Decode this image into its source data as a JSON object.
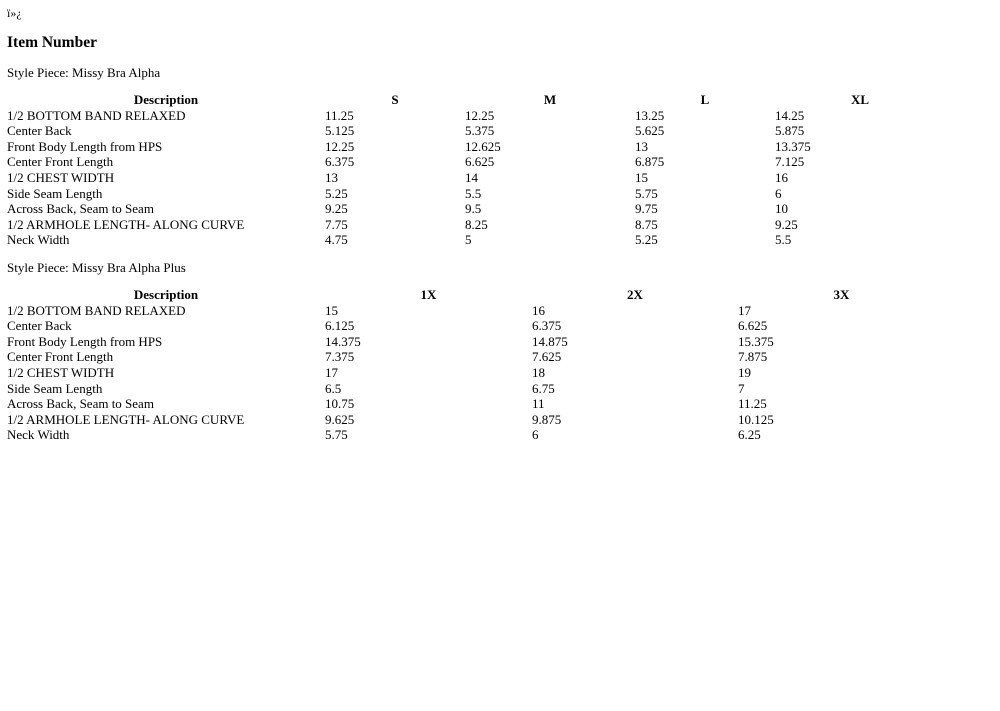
{
  "bom_text": "ï»¿",
  "title": "Item Number",
  "tables": [
    {
      "style_piece": "Style Piece: Missy Bra Alpha",
      "headers": [
        "Description",
        "S",
        "M",
        "L",
        "XL"
      ],
      "rows": [
        [
          "1/2 BOTTOM BAND RELAXED",
          "11.25",
          "12.25",
          "13.25",
          "14.25"
        ],
        [
          "Center Back",
          "5.125",
          "5.375",
          "5.625",
          "5.875"
        ],
        [
          "Front Body Length from HPS",
          "12.25",
          "12.625",
          "13",
          "13.375"
        ],
        [
          "Center Front Length",
          "6.375",
          "6.625",
          "6.875",
          "7.125"
        ],
        [
          "1/2 CHEST WIDTH",
          "13",
          "14",
          "15",
          "16"
        ],
        [
          "Side Seam Length",
          "5.25",
          "5.5",
          "5.75",
          "6"
        ],
        [
          "Across Back, Seam to Seam",
          "9.25",
          "9.5",
          "9.75",
          "10"
        ],
        [
          "1/2 ARMHOLE LENGTH- ALONG CURVE",
          "7.75",
          "8.25",
          "8.75",
          "9.25"
        ],
        [
          "Neck Width",
          "4.75",
          "5",
          "5.25",
          "5.5"
        ]
      ]
    },
    {
      "style_piece": "Style Piece: Missy Bra Alpha Plus",
      "headers": [
        "Description",
        "1X",
        "2X",
        "3X"
      ],
      "rows": [
        [
          "1/2 BOTTOM BAND RELAXED",
          "15",
          "16",
          "17"
        ],
        [
          "Center Back",
          "6.125",
          "6.375",
          "6.625"
        ],
        [
          "Front Body Length from HPS",
          "14.375",
          "14.875",
          "15.375"
        ],
        [
          "Center Front Length",
          "7.375",
          "7.625",
          "7.875"
        ],
        [
          "1/2 CHEST WIDTH",
          "17",
          "18",
          "19"
        ],
        [
          "Side Seam Length",
          "6.5",
          "6.75",
          "7"
        ],
        [
          "Across Back, Seam to Seam",
          "10.75",
          "11",
          "11.25"
        ],
        [
          "1/2 ARMHOLE LENGTH- ALONG CURVE",
          "9.625",
          "9.875",
          "10.125"
        ],
        [
          "Neck Width",
          "5.75",
          "6",
          "6.25"
        ]
      ]
    }
  ]
}
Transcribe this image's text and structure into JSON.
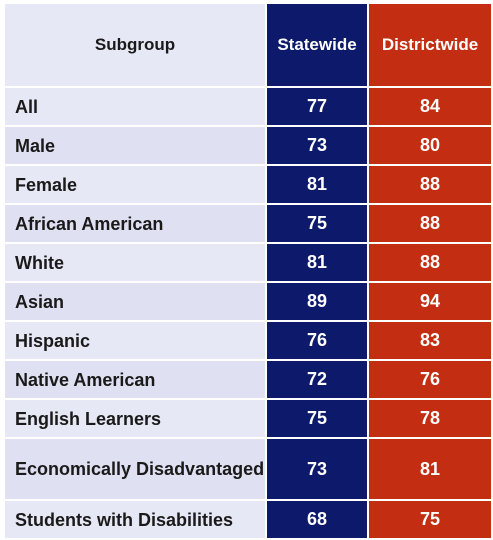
{
  "chart_data": {
    "type": "table",
    "columns": [
      "Subgroup",
      "Statewide",
      "Districtwide"
    ],
    "categories": [
      "All",
      "Male",
      "Female",
      "African American",
      "White",
      "Asian",
      "Hispanic",
      "Native American",
      "English Learners",
      "Economically Disadvantaged",
      "Students with Disabilities"
    ],
    "series": [
      {
        "name": "Statewide",
        "values": [
          77,
          73,
          81,
          75,
          81,
          89,
          76,
          72,
          75,
          73,
          68
        ],
        "color": "#0d1a6b"
      },
      {
        "name": "Districtwide",
        "values": [
          84,
          80,
          88,
          88,
          88,
          94,
          83,
          76,
          78,
          81,
          75
        ],
        "color": "#c32d12"
      }
    ]
  }
}
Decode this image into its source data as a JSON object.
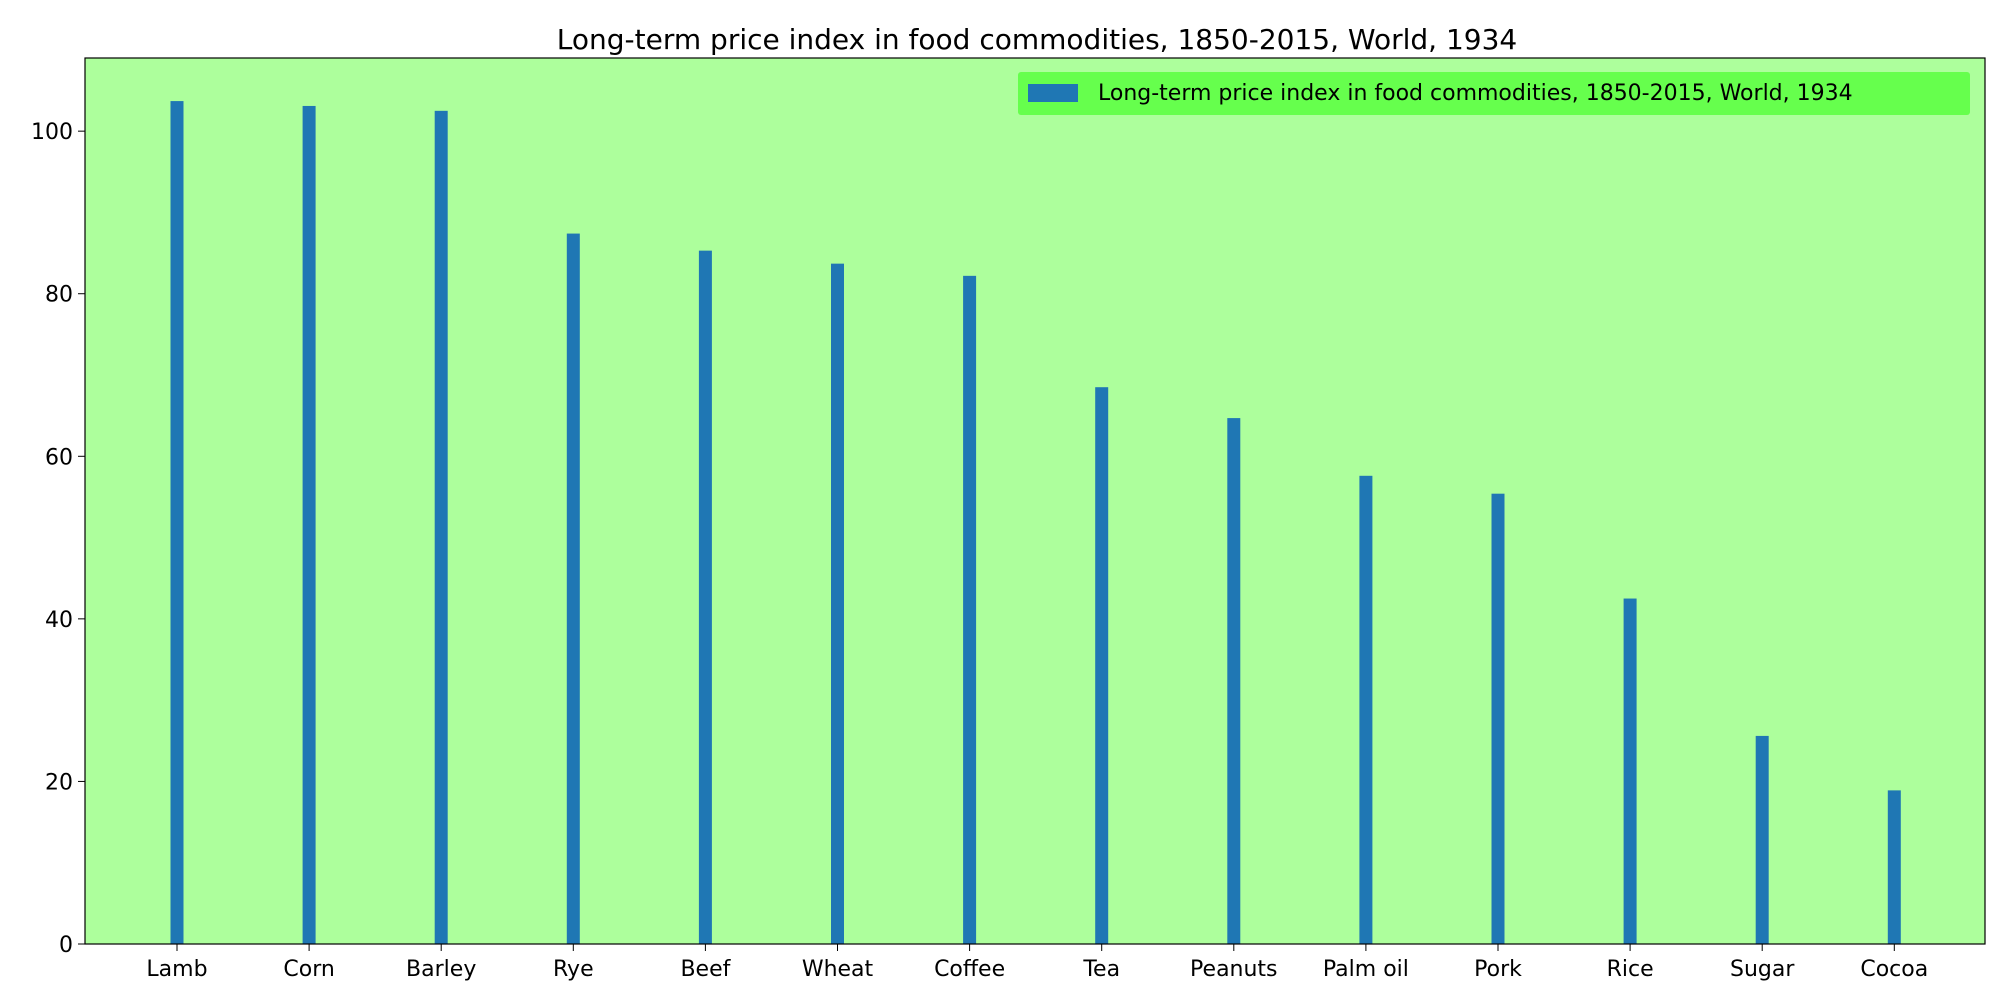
{
  "colors": {
    "plot_background": "#adff9c",
    "legend_background": "#66ff4d",
    "bar": "#1f77b4",
    "axis": "#000000",
    "page_background": "#ffffff"
  },
  "chart_data": {
    "type": "bar",
    "title": "Long-term price index in food commodities, 1850-2015, World, 1934",
    "xlabel": "",
    "ylabel": "",
    "categories": [
      "Lamb",
      "Corn",
      "Barley",
      "Rye",
      "Beef",
      "Wheat",
      "Coffee",
      "Tea",
      "Peanuts",
      "Palm oil",
      "Pork",
      "Rice",
      "Sugar",
      "Cocoa"
    ],
    "series": [
      {
        "name": "Long-term price index in food commodities, 1850-2015, World, 1934",
        "values": [
          103.7,
          103.1,
          102.5,
          87.4,
          85.3,
          83.7,
          82.2,
          68.5,
          64.7,
          57.6,
          55.4,
          42.5,
          25.6,
          18.9
        ]
      }
    ],
    "ylim": [
      0,
      109
    ],
    "yticks": [
      0,
      20,
      40,
      60,
      80,
      100
    ],
    "grid": false,
    "legend_position": "top-right"
  }
}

-=-=-=-=-

(The task) For each line of the entries that includes "World", show that line.

(Solved problem)
    "title": "Long-term price index in food commodities, 1850-2015, World, 1934",
        "name": "Long-term price index in food commodities, 1850-2015, World, 1934",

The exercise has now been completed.